Problems to work on =
1. Quote the Ribbit article below word for word, giving the stretch from "In addition, Griggs" through "intricacies of telephony.".
2. According to the quotation in the Ribbit article below, where can an incoming telephone call be answered? List every option it names.

Satisfying the iPhone craving: Ribbit’s SmartSwitch technology was used by developer Joe Johnston to allow this iPhone emulator, shown above, to place calls. A call placed using SmartSwitch technology could automatically be routed to all of a contact’s devices, including traditional phones, mobile phones, phones that use voice over Internet protocol, and phones that run on applications built using Flash or Adobe AIR.

“There’s nothing more powerful than actually seeing a telephone call come in that you can answer on Google Talk, you can answer on Skype, you can answer on an iPhone, or in a Web page,” he says.

CEO Ted Griggs says that Ribbit will make it easier to stay in touch: a user can specify how she wants to be contacted through Ribbit, and she can choose to have calls routed to all of her devices so that she never misses a call. (A Ribbit user can place a call to any type of telephony device, whether or not the recipient uses Ribbit, so long as she has contact info.) Ribbit also makes it easier for a user to take advantage of stand-alone phone features, such as a service that allows him to check voice mail through a Web page, by providing developers with a means for building new features that work with other popular offerings, and with various devices.

The software behind Ribbit is modeled after the design of carrier-grade switches that currently handle “the last mile” of phone service, explains Griggs. Rather than routing calls between networks, phone companies use these types of switches to deliver calls to residential and business phones and turn on features for them. Ribbit’s software was built to communicate with traditional phones, mobile phones, and a variety of voice over Internet protocols (VoIPs). Like the switches after which it is modeled, Ribbit’s software, says Griggs, has capability for 911 calls, is robust enough to survive damage to some individual elements, and can be enabled with common features such as call forwarding and call waiting.

In addition, Griggs says, the company added integration with Adobe Flash, meaning that Ribbit makes it possible for phones to run inside browsers like other Flash media, such as video games and movies. “We’re not the first ones to put telephony on the computer,” Waters says, “but every time it’s been done, you always have to download and install an application … We wanted to set up our service so it would work with every computer with no download, no install, through firewalls. The one audio service in the world that already does that is Flash.”

For a fee, Ribbit plans to let developers use its technology as a basis to build their own applications and features. Griggs says that Ribbit’s integration with Flash allows Web developers to program for it the way they would any Web application and without having to understand the intricacies of telephony.

Ribbit’s development platform was released in December, and already, applications have been made for both fun and business. One developer, Joe Johnston, built an Adobe AIR application that emulates the look and behavior of an iPhone and allows users to place calls through Ribbit. Another Ribbit application, this one made for SalesForce.com, receives messages left on mobile phones and automatically transcribes what is said and stores the transcription files in a searchable format.

Data section =
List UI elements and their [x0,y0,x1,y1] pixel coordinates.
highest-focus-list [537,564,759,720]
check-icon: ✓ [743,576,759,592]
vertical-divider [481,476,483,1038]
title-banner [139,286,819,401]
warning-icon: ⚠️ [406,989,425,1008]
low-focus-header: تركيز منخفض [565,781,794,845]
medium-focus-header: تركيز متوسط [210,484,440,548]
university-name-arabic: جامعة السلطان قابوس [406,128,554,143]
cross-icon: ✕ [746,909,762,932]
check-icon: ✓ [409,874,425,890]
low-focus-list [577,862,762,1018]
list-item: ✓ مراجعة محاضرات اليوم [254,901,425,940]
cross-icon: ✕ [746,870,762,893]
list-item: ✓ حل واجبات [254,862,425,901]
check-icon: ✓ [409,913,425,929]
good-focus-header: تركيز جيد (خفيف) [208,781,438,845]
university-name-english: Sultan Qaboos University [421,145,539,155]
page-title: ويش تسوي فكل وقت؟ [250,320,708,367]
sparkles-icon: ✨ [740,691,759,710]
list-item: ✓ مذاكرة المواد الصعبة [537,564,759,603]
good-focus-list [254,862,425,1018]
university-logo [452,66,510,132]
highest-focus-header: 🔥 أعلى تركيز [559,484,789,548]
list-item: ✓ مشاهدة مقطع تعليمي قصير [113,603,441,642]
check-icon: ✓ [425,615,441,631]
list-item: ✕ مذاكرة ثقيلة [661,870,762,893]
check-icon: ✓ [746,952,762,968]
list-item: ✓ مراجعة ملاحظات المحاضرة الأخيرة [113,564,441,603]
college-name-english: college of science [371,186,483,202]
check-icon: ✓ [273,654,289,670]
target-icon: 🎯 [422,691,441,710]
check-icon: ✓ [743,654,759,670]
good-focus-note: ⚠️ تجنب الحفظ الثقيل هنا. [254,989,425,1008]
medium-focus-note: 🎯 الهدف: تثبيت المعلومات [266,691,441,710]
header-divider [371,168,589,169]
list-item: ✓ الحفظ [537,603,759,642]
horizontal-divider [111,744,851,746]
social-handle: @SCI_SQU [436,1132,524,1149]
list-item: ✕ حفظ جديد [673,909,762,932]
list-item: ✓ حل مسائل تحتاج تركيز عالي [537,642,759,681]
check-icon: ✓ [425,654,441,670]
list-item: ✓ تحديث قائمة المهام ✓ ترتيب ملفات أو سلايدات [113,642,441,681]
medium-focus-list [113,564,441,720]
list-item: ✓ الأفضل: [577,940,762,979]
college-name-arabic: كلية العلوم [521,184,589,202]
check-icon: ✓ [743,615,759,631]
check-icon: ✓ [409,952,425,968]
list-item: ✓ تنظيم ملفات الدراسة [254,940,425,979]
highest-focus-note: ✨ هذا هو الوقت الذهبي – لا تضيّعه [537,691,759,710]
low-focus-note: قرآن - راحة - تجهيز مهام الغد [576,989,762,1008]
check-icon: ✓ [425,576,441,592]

Exercise results =
1.
In addition, Griggs says, the company added integration with Adobe Flash, meaning that Ribbit makes it possible for phones to run inside browsers like other Flash media, such as video games and movies. “We’re not the first ones to put telephony on the computer,” Waters says, “but every time it’s been done, you always have to download and install an application … We wanted to set up our service so it would work with every computer with no download, no install, through firewalls. The one audio service in the world that already does that is Flash.”

For a fee, Ribbit plans to let developers use its technology as a basis to build their own applications and features. Griggs says that Ribbit’s integration with Flash allows Web developers to program for it the way they would any Web application and without having to understand the intricacies of telephony.

2.
- Google Talk
- Skype
- an iPhone
- a Web page